What to do
Retype the listing that follows, word for word.

Data provided
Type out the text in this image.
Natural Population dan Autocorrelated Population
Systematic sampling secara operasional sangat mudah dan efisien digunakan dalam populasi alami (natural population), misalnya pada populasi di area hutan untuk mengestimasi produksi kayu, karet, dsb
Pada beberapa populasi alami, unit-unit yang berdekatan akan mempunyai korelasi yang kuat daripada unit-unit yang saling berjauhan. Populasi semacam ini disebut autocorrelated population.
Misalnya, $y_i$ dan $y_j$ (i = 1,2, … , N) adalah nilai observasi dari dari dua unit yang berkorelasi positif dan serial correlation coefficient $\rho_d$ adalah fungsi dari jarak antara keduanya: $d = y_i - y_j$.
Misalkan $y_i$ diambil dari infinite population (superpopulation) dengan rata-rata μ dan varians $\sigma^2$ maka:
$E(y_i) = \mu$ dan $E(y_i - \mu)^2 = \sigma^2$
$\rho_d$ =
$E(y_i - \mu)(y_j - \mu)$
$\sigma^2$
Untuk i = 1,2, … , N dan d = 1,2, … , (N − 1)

Complete answer
Type out the text in this image.
Natural Population dan Autocorrelated Population
Systematic sampling secara operasional sangat mudah dan efisien digunakan dalam populasi alami (natural population), misalnya pada populasi di area hutan untuk mengestimasi produksi kayu, karet, dsb
Pada beberapa populasi alami, unit-unit yang berdekatan akan mempunyai korelasi yang kuat daripada unit-unit yang saling berjauhan. Populasi semacam ini disebut autocorrelated population.
Misalnya, $y_i$ dan $y_j$ (i = 1,2, … , N) adalah nilai observasi dari dari dua unit yang berkorelasi positif dan serial correlation coefficient $\rho_d$ adalah fungsi dari jarak antara keduanya: $d = y_i - y_j$.
Misalkan $y_i$ diambil dari infinite population (superpopulation) dengan rata-rata μ dan varians $\sigma^2$ maka:
$E(y_i) = \mu$ dan $E(y_i - \mu)^2 = \sigma^2$
$\rho_d$ =
$E(y_i - \mu)(y_j - \mu)$
$\sigma^2$
Untuk i = 1,2, … , N dan d = 1,2, … , (N − 1)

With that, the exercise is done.